Find each line in the following listing that has the string "กรกฎาคม", then state the count and nothing else.

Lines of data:
▽

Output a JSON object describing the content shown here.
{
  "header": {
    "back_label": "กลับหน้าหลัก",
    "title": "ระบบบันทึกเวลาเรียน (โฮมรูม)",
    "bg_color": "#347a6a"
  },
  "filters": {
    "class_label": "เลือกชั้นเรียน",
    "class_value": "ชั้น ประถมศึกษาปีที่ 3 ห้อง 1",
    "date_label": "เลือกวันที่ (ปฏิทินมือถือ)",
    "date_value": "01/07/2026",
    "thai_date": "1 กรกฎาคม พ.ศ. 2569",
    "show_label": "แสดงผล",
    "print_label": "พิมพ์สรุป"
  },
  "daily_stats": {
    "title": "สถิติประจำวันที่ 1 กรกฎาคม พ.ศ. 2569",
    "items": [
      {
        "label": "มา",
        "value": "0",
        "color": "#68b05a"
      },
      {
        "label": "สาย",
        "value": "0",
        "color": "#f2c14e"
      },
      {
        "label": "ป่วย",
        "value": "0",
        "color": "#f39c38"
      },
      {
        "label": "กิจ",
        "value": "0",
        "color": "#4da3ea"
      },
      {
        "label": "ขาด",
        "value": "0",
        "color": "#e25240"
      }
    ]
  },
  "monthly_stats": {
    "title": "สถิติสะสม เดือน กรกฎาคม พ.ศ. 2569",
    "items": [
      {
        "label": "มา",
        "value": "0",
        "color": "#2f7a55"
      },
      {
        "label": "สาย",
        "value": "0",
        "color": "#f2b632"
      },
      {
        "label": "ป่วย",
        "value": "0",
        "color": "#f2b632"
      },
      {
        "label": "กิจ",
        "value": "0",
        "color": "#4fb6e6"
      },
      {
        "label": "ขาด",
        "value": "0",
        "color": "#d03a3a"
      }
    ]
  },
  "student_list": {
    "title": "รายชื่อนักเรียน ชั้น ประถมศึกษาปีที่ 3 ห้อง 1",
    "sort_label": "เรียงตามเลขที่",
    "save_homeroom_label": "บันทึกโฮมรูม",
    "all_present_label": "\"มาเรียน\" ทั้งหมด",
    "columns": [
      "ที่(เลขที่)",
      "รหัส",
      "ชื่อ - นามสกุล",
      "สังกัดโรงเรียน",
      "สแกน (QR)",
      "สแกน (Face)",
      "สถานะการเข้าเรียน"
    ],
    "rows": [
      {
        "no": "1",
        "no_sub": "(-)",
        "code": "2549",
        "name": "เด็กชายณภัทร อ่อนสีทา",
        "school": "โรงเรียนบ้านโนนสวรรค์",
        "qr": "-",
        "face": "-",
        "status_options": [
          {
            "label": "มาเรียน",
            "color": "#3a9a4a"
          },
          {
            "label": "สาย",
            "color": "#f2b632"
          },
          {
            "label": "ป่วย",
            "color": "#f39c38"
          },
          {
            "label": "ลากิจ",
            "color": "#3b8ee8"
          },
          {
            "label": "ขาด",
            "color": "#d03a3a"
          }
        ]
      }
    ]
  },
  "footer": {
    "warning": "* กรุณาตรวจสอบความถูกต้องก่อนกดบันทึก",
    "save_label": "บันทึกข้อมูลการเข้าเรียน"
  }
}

△

Output for this exercise:
3